**Exercise objective**
Only the lines from the one containing "Output the text content of this document." to the end of the records belong in the output; print them exactly.

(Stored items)
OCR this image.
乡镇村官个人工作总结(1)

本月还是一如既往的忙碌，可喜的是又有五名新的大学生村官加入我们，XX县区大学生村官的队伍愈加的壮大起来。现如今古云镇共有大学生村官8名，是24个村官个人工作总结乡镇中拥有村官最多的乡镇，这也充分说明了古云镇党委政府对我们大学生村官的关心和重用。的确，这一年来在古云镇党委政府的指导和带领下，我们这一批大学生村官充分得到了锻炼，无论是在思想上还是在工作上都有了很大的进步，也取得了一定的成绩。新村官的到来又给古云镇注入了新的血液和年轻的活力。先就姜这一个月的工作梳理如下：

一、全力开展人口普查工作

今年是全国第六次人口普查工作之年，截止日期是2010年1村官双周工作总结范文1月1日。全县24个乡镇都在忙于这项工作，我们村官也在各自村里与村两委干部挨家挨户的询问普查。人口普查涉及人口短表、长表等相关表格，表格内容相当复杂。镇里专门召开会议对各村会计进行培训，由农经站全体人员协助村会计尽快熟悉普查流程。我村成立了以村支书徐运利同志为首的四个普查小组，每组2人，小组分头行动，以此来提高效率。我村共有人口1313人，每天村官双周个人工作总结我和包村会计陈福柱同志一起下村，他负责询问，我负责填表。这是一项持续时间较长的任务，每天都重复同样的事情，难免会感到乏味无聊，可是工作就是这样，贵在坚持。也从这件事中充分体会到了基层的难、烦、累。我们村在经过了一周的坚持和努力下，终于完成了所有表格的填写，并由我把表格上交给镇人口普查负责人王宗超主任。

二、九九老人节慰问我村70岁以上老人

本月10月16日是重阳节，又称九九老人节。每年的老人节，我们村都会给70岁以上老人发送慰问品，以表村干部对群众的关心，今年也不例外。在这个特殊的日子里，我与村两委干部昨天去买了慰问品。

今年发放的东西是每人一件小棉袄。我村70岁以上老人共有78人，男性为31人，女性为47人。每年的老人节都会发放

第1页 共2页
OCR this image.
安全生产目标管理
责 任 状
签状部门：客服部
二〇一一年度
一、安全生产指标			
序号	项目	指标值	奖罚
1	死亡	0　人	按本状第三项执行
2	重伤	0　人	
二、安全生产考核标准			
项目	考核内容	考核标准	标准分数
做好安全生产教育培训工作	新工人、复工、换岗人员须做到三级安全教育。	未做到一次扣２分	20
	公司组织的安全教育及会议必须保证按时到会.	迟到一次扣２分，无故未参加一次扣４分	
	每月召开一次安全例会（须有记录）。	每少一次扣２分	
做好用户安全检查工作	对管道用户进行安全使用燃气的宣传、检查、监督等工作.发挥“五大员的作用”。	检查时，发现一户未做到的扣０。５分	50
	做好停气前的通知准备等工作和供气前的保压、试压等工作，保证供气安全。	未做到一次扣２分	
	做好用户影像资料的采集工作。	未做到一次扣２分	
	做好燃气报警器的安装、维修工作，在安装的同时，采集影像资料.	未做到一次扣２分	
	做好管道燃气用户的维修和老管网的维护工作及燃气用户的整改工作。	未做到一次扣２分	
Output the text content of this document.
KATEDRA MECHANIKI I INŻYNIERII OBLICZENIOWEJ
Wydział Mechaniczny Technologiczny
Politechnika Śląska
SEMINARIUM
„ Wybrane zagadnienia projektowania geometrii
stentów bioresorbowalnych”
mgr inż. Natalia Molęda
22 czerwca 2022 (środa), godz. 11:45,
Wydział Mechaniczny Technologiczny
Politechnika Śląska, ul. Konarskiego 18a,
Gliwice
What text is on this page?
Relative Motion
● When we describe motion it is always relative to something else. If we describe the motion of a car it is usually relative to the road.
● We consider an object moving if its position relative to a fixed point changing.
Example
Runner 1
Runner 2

**Finished task**
Output the text content of this document.
KATEDRA MECHANIKI I INŻYNIERII OBLICZENIOWEJ
Wydział Mechaniczny Technologiczny
Politechnika Śląska
SEMINARIUM
„ Wybrane zagadnienia projektowania geometrii
stentów bioresorbowalnych”
mgr inż. Natalia Molęda
22 czerwca 2022 (środa), godz. 11:45,
Wydział Mechaniczny Technologiczny
Politechnika Śląska, ul. Konarskiego 18a,
Gliwice
What text is on this page?
Relative Motion
● When we describe motion it is always relative to something else. If we describe the motion of a car it is usually relative to the road.
● We consider an object moving if its position relative to a fixed point changing.
Example
Runner 1
Runner 2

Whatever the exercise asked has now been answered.